++++ DATA EXCERPTS
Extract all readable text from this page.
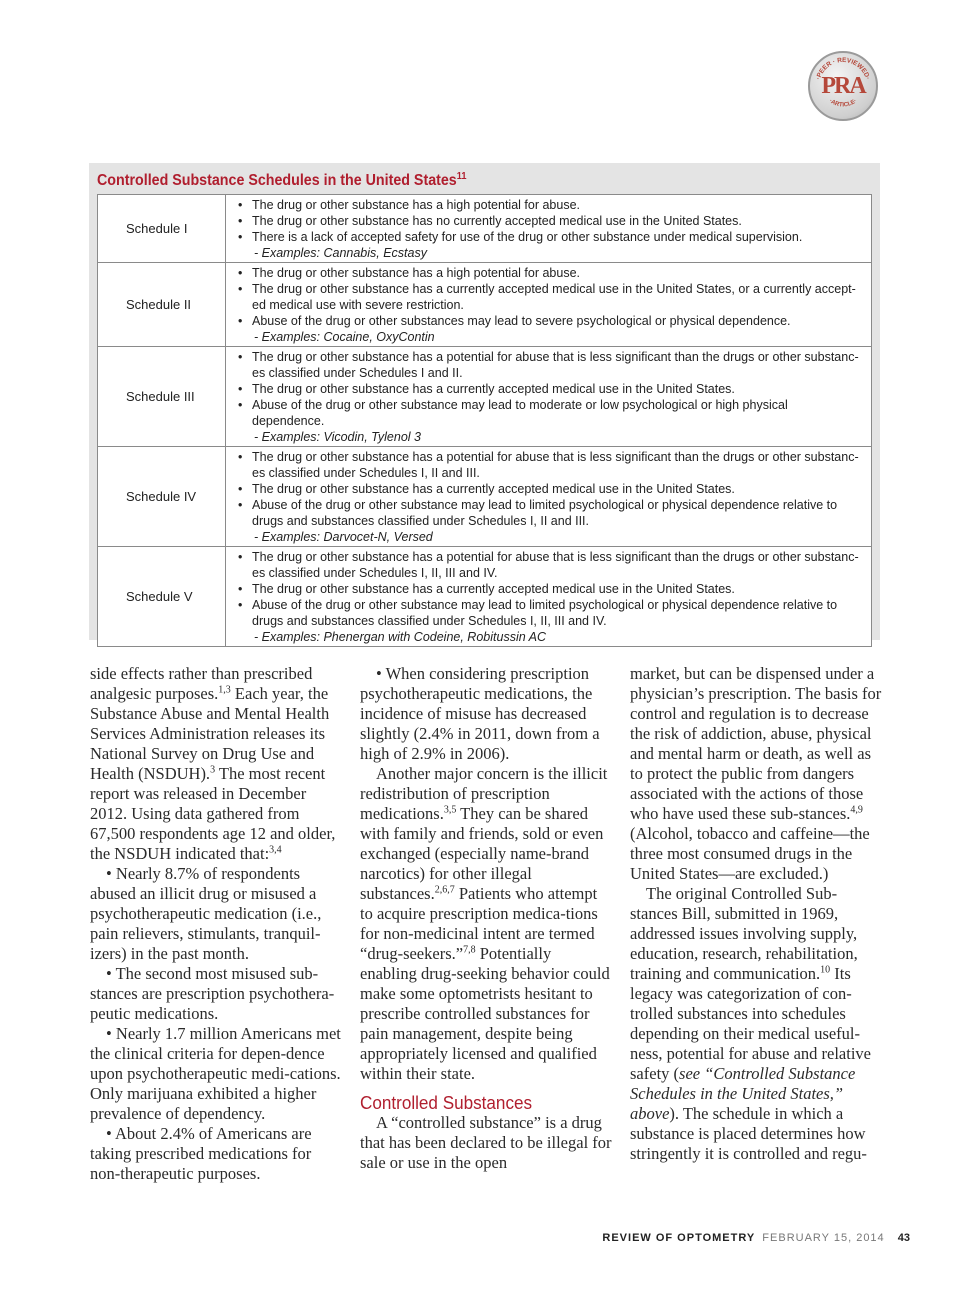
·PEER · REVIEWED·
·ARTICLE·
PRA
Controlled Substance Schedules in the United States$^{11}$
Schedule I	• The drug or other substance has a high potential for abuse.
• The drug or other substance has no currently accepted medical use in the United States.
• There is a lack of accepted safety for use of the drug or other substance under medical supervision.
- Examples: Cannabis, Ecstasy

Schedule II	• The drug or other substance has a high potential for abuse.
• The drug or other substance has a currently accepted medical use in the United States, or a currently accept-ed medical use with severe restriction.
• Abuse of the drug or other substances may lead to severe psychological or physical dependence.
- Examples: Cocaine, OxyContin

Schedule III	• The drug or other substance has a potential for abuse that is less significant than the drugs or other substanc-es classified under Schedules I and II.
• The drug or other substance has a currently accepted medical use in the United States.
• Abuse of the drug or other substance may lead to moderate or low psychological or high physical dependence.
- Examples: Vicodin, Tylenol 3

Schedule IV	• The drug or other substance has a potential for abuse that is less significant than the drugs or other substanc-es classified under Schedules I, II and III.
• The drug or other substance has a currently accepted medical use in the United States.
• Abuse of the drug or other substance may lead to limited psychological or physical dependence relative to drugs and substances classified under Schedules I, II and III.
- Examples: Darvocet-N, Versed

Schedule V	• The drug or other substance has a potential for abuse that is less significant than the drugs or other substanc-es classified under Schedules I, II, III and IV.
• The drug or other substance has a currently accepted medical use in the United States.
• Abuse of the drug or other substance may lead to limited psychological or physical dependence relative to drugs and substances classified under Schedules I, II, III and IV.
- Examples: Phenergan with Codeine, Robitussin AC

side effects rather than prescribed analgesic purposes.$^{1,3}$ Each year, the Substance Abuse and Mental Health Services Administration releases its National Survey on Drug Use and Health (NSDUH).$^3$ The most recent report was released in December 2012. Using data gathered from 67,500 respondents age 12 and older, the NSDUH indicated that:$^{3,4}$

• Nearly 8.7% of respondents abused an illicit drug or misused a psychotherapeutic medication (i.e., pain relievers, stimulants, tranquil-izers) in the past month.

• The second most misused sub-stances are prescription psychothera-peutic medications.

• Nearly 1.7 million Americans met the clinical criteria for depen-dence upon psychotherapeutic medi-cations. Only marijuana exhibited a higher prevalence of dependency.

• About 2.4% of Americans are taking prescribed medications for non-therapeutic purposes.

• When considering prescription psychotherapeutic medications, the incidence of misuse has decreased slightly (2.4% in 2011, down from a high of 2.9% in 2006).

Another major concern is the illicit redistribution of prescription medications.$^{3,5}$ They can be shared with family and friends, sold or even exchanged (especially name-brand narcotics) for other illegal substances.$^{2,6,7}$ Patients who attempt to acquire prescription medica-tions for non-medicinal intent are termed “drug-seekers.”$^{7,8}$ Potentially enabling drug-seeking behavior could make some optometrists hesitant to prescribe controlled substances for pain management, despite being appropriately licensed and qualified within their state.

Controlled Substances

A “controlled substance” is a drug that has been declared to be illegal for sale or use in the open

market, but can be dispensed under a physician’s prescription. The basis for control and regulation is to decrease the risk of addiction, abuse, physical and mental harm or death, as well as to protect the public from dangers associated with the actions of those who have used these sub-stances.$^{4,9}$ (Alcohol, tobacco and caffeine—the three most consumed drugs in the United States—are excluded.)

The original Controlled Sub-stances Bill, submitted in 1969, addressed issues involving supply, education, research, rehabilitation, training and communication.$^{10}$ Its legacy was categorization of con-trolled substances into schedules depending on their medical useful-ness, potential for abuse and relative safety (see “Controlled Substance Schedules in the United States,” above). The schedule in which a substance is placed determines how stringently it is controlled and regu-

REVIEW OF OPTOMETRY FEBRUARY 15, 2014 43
++++++++
++++ DATA EXCERPTS
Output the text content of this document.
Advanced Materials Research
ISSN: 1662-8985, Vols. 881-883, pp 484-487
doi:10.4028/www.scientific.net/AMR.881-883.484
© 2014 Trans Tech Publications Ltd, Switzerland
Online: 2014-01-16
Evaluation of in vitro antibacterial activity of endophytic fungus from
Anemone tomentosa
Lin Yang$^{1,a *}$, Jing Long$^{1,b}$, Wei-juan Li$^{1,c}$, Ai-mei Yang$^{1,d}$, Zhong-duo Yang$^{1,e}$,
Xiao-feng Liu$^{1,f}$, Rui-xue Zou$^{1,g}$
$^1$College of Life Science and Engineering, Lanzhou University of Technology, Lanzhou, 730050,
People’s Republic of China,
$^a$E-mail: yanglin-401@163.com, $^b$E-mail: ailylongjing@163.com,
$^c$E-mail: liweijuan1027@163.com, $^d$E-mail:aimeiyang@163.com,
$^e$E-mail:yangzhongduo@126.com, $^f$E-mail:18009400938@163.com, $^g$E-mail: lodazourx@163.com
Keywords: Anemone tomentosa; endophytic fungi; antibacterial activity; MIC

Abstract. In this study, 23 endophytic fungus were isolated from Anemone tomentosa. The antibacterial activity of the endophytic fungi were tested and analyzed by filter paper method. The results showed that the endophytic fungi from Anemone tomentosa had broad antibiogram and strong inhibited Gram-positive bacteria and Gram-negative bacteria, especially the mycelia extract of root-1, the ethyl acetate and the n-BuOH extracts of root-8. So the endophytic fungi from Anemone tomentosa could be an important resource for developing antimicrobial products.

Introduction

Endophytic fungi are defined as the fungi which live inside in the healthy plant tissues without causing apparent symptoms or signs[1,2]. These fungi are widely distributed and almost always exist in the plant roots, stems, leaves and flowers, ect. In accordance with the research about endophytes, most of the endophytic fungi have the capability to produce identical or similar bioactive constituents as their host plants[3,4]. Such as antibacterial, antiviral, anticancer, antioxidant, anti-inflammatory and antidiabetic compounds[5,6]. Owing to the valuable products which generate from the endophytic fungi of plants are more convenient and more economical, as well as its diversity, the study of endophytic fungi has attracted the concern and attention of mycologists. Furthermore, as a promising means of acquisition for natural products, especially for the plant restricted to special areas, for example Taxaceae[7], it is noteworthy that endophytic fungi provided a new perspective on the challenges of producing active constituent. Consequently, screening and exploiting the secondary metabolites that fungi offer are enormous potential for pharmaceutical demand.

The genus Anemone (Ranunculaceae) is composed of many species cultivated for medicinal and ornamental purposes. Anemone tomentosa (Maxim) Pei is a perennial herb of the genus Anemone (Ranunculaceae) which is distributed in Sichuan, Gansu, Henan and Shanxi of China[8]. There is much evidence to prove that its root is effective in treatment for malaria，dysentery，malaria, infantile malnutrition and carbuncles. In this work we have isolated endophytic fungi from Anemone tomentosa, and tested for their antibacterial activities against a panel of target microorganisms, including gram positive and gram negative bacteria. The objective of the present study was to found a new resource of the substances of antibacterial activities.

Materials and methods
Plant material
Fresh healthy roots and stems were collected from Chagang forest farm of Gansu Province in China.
++++++++
++++ DATA EXCERPTS
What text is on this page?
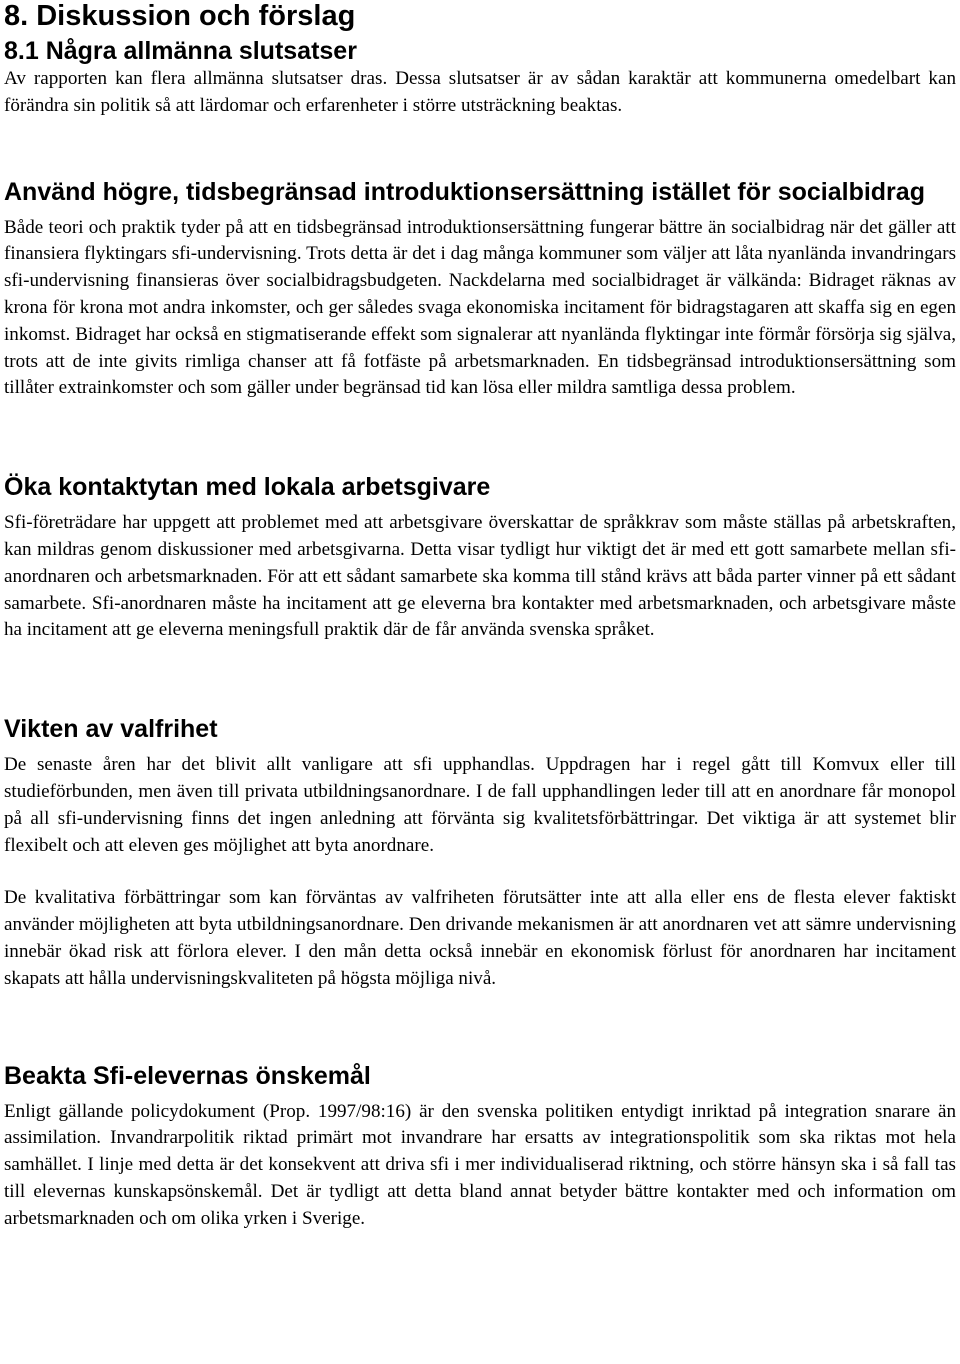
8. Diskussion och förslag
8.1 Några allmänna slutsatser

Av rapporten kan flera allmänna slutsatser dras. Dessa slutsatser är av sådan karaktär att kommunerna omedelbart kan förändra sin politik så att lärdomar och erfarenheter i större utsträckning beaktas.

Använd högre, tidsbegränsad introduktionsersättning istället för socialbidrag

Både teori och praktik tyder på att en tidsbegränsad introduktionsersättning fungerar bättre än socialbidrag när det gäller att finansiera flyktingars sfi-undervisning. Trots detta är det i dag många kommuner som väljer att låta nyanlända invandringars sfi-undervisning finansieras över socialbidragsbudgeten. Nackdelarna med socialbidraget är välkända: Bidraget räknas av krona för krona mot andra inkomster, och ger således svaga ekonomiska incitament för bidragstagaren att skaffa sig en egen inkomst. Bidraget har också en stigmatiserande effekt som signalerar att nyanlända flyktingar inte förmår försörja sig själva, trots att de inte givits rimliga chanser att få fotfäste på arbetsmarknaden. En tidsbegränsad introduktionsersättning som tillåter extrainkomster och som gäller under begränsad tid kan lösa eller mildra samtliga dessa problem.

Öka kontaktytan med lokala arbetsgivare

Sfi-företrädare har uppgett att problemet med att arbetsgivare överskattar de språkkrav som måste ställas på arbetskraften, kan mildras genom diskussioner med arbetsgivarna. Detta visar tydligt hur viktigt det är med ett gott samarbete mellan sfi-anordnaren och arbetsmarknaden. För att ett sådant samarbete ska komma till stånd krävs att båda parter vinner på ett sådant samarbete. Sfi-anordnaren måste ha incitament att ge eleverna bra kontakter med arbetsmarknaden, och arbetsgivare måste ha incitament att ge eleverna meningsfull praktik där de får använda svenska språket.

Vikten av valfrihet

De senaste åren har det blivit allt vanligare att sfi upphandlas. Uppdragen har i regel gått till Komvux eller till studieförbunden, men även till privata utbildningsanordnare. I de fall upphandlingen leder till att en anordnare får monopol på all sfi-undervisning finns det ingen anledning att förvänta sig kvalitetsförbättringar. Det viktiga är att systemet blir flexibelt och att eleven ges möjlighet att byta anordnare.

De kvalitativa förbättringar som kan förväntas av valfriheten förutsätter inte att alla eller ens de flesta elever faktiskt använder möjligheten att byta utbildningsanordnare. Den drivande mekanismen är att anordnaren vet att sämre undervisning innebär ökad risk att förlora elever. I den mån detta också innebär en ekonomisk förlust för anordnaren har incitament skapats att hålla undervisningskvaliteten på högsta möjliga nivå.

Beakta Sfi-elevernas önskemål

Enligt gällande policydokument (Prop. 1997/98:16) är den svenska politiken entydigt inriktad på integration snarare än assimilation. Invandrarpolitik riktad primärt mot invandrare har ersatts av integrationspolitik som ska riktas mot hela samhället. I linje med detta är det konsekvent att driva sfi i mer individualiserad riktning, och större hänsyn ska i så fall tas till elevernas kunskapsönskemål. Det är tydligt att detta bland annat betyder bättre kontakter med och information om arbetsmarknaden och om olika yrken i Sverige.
++++++++
» WORK INSTRUCTIONS:
When a line in the material above includes "misused", report that line by copying it.

» YOUR RESPONSE:
• Nearly 8.7% of respondents abused an illicit drug or misused a psychotherapeutic medication (i.e., pain relievers, stimulants, tranquil-izers) in the past month.
• The second most misused sub-stances are prescription psychothera-peutic medications.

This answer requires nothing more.